[[ MATERIAL SUPPLIED, beginning ]]
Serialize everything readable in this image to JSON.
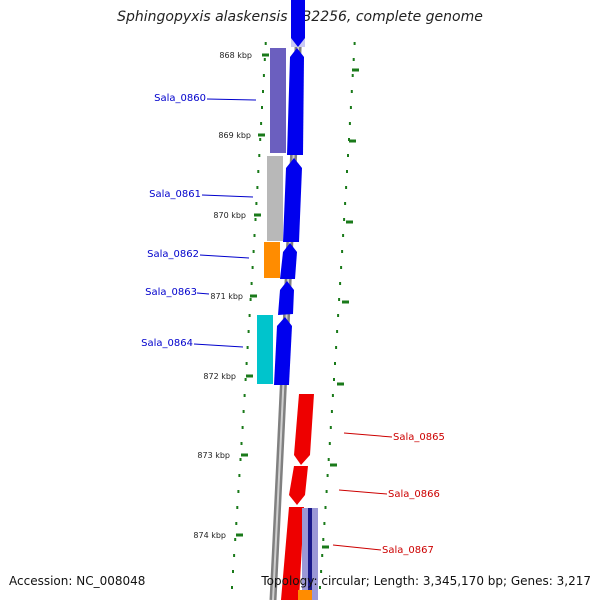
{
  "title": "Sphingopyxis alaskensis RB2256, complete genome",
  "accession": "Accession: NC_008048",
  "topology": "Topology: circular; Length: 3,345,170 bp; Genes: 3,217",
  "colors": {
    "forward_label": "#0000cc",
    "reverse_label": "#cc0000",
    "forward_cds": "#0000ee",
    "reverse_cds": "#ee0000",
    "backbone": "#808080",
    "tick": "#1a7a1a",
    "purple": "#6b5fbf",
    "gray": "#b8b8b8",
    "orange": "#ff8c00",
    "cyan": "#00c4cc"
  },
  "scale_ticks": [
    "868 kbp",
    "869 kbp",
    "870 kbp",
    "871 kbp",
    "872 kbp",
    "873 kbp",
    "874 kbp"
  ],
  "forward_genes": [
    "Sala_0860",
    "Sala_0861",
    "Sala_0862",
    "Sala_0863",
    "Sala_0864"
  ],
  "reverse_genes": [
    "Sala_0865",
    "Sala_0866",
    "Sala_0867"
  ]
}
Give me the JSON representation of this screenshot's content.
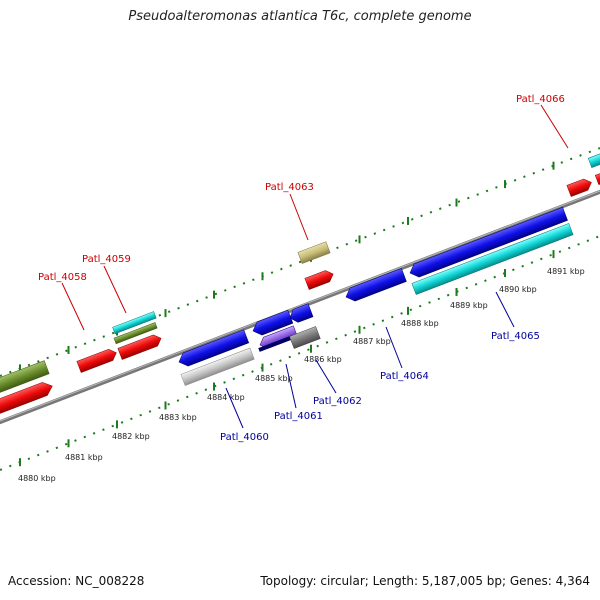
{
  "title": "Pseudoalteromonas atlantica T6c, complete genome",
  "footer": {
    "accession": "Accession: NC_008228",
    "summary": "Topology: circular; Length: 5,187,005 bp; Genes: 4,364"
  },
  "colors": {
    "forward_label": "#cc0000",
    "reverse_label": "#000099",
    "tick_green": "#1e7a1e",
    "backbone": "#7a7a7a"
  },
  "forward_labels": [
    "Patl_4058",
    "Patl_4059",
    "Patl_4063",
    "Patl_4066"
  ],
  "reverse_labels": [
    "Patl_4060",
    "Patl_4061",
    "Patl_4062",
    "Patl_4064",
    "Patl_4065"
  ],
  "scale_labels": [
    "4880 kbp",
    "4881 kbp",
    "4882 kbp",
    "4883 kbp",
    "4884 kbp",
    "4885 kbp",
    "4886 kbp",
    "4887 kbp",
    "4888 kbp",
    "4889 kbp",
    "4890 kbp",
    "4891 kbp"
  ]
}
[[ MATERIAL SUPPLIED, end ]]
YOUR GOAL
Scan the entries above. Copy each line that has the string "complete".

WRITTEN REPLY
  "title": "Sphingopyxis alaskensis RB2256, complete genome",
  "title": "Pseudoalteromonas atlantica T6c, complete genome",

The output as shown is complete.